▶ EXERCISE:
Below are several entries. Transcribe exactly those lines that fall from the one with "Extract the chart's" through the one with "Parse this screenshot: output", end lines included.
====================
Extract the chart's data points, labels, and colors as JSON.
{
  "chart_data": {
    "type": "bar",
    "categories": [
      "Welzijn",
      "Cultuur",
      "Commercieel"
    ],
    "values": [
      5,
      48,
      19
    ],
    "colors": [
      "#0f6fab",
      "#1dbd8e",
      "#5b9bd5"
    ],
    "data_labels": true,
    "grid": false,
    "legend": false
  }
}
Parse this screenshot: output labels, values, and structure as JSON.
====================
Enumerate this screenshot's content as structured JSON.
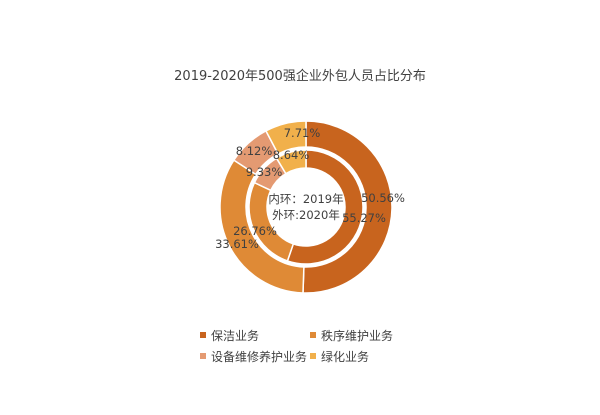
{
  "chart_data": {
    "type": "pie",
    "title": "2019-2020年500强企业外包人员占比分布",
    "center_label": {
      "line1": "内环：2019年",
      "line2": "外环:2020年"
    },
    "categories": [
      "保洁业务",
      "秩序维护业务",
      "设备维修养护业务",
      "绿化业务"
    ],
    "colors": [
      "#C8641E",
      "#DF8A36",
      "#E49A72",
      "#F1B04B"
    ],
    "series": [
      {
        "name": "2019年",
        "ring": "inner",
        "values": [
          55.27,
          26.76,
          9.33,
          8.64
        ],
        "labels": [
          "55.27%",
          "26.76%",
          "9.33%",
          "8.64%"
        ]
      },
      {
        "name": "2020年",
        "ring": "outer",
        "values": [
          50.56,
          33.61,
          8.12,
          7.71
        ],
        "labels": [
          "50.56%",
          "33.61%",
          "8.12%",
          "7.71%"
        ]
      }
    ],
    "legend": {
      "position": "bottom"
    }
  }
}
====================
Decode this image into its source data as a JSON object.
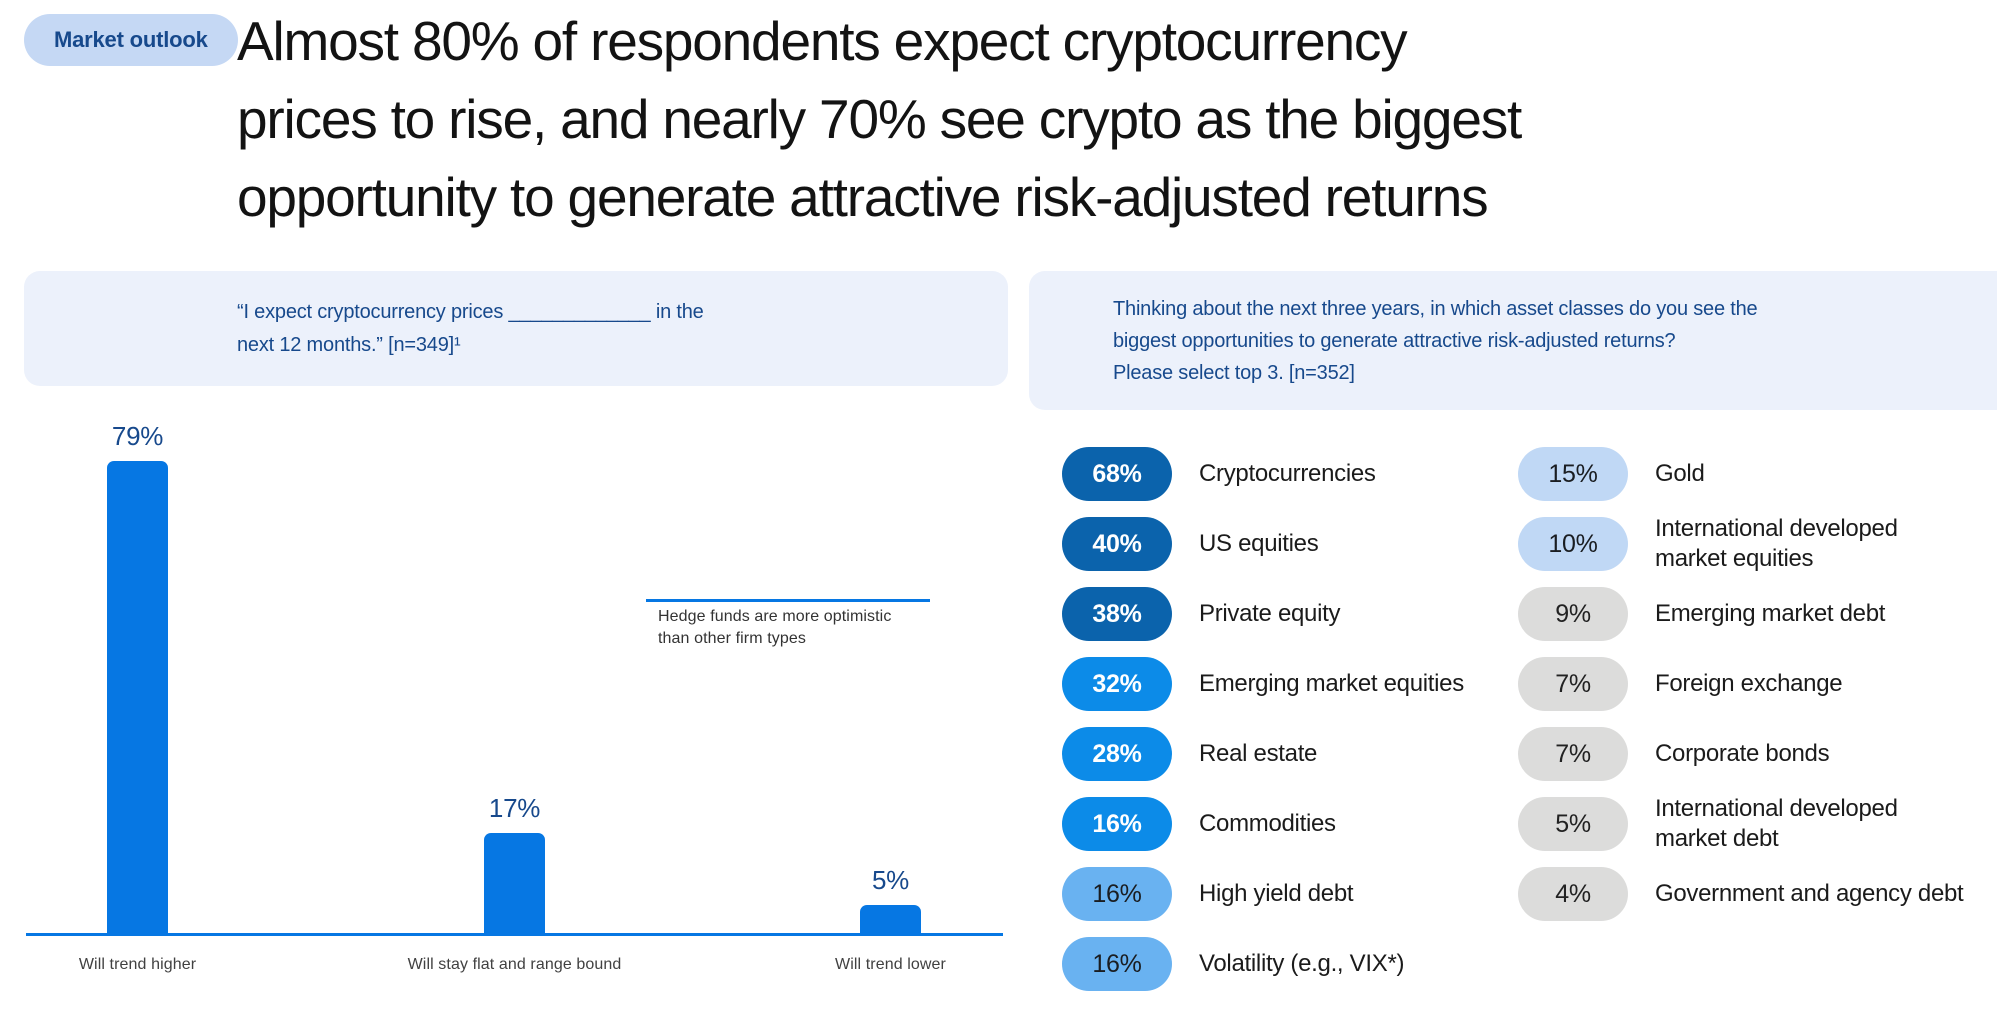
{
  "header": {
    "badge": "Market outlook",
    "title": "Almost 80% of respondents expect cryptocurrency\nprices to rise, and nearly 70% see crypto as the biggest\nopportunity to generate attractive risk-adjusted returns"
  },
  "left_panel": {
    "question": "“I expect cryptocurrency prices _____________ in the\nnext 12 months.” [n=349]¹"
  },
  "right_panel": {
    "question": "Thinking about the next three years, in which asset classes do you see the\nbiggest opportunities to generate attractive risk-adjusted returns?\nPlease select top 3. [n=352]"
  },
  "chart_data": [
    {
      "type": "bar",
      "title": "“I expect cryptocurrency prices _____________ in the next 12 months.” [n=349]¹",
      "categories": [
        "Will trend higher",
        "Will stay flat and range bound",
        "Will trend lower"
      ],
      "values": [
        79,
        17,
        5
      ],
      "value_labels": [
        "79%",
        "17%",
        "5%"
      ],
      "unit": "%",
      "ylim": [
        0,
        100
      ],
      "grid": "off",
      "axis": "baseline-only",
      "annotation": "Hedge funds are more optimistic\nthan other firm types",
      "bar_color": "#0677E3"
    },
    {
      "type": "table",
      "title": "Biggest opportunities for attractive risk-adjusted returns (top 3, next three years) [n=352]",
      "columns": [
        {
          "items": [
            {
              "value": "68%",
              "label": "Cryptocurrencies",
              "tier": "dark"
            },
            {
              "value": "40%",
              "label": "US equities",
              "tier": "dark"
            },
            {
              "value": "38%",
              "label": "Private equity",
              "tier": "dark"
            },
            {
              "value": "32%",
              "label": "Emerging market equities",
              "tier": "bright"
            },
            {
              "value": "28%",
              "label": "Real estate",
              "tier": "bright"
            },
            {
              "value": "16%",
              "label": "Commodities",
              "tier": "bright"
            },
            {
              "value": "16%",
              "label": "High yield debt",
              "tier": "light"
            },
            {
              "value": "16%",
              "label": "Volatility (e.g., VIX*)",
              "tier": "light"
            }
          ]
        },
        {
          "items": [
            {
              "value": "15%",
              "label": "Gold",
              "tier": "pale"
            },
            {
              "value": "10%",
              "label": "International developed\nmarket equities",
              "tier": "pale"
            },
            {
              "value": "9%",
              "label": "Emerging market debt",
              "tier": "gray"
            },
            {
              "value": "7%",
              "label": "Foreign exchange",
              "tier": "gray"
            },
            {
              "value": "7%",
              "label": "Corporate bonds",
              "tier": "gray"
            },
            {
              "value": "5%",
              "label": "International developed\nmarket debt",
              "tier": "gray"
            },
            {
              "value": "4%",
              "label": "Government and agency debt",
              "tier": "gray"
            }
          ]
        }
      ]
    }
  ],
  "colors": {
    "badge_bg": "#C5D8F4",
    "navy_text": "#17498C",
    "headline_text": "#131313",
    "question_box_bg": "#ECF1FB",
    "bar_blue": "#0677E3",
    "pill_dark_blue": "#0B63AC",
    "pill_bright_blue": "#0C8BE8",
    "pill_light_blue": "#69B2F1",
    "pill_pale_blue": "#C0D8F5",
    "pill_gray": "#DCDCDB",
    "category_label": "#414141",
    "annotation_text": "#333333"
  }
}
====================
▶ ANSWER TO THE EXERCISE:
Extract the chart's data points, labels, and colors as JSON.
{
  "chart_data": {
    "type": "bar",
    "categories": [
      "Welzijn",
      "Cultuur",
      "Commercieel"
    ],
    "values": [
      5,
      48,
      19
    ],
    "colors": [
      "#0f6fab",
      "#1dbd8e",
      "#5b9bd5"
    ],
    "data_labels": true,
    "grid": false,
    "legend": false
  }
}
Parse this screenshot: output labels, values, and structure as JSON.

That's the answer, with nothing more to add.